[Extracted records]
====
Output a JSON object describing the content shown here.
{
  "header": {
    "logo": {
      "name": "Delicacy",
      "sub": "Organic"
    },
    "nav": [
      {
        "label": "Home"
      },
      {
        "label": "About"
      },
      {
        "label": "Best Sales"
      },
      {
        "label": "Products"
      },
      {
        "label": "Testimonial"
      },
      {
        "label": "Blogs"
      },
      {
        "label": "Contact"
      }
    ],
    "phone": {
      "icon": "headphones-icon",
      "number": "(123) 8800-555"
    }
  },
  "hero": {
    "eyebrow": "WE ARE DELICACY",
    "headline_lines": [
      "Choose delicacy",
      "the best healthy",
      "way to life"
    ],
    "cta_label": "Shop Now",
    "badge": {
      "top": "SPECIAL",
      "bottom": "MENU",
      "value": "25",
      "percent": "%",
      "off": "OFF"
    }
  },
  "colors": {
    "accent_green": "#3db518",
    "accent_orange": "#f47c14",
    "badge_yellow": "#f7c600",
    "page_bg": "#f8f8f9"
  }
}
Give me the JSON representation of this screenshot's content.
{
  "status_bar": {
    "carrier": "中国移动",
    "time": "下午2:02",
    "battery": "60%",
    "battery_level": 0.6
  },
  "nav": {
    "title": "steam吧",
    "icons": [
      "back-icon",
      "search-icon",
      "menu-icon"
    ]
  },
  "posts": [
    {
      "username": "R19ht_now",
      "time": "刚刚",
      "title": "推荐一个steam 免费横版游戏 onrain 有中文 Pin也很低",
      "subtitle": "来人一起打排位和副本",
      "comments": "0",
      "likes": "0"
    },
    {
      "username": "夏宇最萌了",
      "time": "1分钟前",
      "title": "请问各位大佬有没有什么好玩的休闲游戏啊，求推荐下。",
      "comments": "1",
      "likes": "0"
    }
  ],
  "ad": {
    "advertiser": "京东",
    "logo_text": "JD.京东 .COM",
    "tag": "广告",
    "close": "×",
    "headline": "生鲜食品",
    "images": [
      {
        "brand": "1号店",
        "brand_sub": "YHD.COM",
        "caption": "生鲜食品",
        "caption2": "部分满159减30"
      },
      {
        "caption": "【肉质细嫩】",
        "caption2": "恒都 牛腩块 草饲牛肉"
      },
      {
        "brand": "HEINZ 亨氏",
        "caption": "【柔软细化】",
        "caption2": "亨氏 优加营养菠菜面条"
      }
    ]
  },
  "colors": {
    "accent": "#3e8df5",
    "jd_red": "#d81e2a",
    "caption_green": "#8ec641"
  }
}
====
§ **WORK REQUIRED**: Write every entry out again exactly.

§ **WRITTEN SOLUTION**:
Output a JSON object describing the content shown here.
{
  "header": {
    "logo": {
      "name": "Delicacy",
      "sub": "Organic"
    },
    "nav": [
      {
        "label": "Home"
      },
      {
        "label": "About"
      },
      {
        "label": "Best Sales"
      },
      {
        "label": "Products"
      },
      {
        "label": "Testimonial"
      },
      {
        "label": "Blogs"
      },
      {
        "label": "Contact"
      }
    ],
    "phone": {
      "icon": "headphones-icon",
      "number": "(123) 8800-555"
    }
  },
  "hero": {
    "eyebrow": "WE ARE DELICACY",
    "headline_lines": [
      "Choose delicacy",
      "the best healthy",
      "way to life"
    ],
    "cta_label": "Shop Now",
    "badge": {
      "top": "SPECIAL",
      "bottom": "MENU",
      "value": "25",
      "percent": "%",
      "off": "OFF"
    }
  },
  "colors": {
    "accent_green": "#3db518",
    "accent_orange": "#f47c14",
    "badge_yellow": "#f7c600",
    "page_bg": "#f8f8f9"
  }
}
Give me the JSON representation of this screenshot's content.
{
  "status_bar": {
    "carrier": "中国移动",
    "time": "下午2:02",
    "battery": "60%",
    "battery_level": 0.6
  },
  "nav": {
    "title": "steam吧",
    "icons": [
      "back-icon",
      "search-icon",
      "menu-icon"
    ]
  },
  "posts": [
    {
      "username": "R19ht_now",
      "time": "刚刚",
      "title": "推荐一个steam 免费横版游戏 onrain 有中文 Pin也很低",
      "subtitle": "来人一起打排位和副本",
      "comments": "0",
      "likes": "0"
    },
    {
      "username": "夏宇最萌了",
      "time": "1分钟前",
      "title": "请问各位大佬有没有什么好玩的休闲游戏啊，求推荐下。",
      "comments": "1",
      "likes": "0"
    }
  ],
  "ad": {
    "advertiser": "京东",
    "logo_text": "JD.京东 .COM",
    "tag": "广告",
    "close": "×",
    "headline": "生鲜食品",
    "images": [
      {
        "brand": "1号店",
        "brand_sub": "YHD.COM",
        "caption": "生鲜食品",
        "caption2": "部分满159减30"
      },
      {
        "caption": "【肉质细嫩】",
        "caption2": "恒都 牛腩块 草饲牛肉"
      },
      {
        "brand": "HEINZ 亨氏",
        "caption": "【柔软细化】",
        "caption2": "亨氏 优加营养菠菜面条"
      }
    ]
  },
  "colors": {
    "accent": "#3e8df5",
    "jd_red": "#d81e2a",
    "caption_green": "#8ec641"
  }
}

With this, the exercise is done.